** Problem statement **
In the forum thread about fuel injection kits, what kind of injection does the Edelbrock Pro-Flo 4 use instead of throttle body injection?

** Source **

I recently sold my car. I have a Holley Sniper system that includes a new tank tank with internal fuel pump that have never been out of their respective boxes.(purchased them from Holley 2 years ago). I also have a brand new fuel line that was purchased from In-line tube. Contact me if you want to save some time and money.


----------



## UroDoc (Feb 4, 2021)

While I have no experience with the Edelbrock Pro-Flo 4, I have done research on it and I am seriously considering it. (1968 GTO). It has direct port injection rather than throttle body and the injectors can be upgraded if you upgrade the cam, heads etc in the future. It supports boost. The kit comes with a manifold,distributor,and all connectors. Butler has a complete kit and you can add a "Tanks"new gas tank and in tank fuel pump and all the hoses. The self learning controller uses bluetooth and is compatible with android phones or you can buy one with the kit for an extra $100. You can use MSD Blaster 2 coil and a CD box. I have attached the installation manual which is very thorough and illustrated. I suggest that you look at it if haven't already. (PS: I have no connection to Butler Performance or Edelbrock, just suppling information)


----------



## armyadarkness (Dec 7, 2020)

Yes I do like the Edelbrock as well, and it comes with the ignition, which the Holley does not.


----------

** Dataset content **
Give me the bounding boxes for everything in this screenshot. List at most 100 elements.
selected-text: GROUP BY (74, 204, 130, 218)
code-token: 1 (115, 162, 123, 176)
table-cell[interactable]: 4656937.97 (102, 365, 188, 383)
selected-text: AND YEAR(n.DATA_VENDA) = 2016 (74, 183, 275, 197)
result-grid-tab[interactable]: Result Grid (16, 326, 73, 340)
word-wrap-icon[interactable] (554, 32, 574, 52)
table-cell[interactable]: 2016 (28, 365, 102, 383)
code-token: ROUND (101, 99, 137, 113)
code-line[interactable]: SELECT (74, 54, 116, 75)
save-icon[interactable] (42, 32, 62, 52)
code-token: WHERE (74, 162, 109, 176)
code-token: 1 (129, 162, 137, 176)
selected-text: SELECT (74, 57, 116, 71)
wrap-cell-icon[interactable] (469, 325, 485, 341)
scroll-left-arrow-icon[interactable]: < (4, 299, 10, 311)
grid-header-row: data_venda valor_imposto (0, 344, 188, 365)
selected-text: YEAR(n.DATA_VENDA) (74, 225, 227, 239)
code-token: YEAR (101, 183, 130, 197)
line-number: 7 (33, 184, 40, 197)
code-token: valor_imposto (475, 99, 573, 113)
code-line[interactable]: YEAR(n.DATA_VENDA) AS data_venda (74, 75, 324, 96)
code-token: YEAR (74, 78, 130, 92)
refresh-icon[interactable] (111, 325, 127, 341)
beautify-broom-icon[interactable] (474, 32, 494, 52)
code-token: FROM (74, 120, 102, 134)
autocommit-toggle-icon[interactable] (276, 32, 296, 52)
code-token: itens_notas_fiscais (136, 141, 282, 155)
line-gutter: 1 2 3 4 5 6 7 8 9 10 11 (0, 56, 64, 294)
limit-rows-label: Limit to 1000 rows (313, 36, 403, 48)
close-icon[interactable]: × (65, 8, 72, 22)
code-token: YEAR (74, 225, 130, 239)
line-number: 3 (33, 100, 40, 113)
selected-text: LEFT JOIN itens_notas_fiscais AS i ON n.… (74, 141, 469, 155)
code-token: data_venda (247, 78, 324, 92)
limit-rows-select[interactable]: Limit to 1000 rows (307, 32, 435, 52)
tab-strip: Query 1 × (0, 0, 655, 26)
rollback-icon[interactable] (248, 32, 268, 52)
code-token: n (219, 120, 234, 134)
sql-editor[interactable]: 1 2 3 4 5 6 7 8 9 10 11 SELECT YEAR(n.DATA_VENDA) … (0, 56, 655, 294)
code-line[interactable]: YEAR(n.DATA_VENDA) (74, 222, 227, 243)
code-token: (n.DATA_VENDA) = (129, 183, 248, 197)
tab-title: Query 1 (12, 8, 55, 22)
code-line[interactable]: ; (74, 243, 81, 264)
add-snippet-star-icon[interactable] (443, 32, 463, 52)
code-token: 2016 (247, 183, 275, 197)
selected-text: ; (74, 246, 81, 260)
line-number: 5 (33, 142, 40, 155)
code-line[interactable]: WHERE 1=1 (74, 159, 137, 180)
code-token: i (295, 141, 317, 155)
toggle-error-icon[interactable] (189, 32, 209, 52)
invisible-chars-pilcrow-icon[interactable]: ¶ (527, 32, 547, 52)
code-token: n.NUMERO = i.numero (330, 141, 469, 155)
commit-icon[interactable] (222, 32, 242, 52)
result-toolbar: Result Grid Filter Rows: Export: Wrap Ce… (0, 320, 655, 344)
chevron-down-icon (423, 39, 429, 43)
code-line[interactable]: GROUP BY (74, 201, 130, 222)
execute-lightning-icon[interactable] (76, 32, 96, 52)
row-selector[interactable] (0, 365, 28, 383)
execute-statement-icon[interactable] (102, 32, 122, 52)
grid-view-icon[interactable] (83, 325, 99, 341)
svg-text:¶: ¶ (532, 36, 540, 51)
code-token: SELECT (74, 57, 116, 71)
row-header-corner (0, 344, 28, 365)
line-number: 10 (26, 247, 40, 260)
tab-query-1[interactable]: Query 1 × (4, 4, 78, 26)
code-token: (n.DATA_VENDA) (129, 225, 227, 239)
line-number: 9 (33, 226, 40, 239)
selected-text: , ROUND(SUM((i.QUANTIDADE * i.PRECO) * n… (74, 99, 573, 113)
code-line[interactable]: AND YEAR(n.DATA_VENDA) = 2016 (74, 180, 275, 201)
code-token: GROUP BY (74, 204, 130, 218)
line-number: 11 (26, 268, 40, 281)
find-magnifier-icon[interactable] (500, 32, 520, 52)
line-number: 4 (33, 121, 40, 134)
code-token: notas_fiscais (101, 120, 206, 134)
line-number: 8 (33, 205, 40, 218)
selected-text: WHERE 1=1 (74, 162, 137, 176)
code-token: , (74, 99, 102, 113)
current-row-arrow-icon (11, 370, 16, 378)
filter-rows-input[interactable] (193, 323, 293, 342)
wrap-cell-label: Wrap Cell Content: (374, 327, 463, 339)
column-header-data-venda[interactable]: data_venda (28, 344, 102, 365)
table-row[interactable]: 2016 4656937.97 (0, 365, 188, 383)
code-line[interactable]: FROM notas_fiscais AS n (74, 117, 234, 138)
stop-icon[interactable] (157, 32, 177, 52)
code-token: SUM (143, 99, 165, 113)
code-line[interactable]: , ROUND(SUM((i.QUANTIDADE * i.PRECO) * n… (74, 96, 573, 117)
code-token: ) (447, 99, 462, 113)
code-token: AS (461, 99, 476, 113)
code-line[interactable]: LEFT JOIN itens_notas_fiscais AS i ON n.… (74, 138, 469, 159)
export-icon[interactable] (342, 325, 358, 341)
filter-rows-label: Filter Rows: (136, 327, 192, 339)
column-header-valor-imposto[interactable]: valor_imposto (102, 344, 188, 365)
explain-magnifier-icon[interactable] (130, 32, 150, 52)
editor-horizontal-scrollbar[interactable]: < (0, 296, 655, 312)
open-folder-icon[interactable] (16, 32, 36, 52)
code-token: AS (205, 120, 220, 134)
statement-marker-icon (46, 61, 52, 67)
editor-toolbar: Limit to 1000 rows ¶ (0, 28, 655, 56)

** Response for this exercise **
Direct port injection.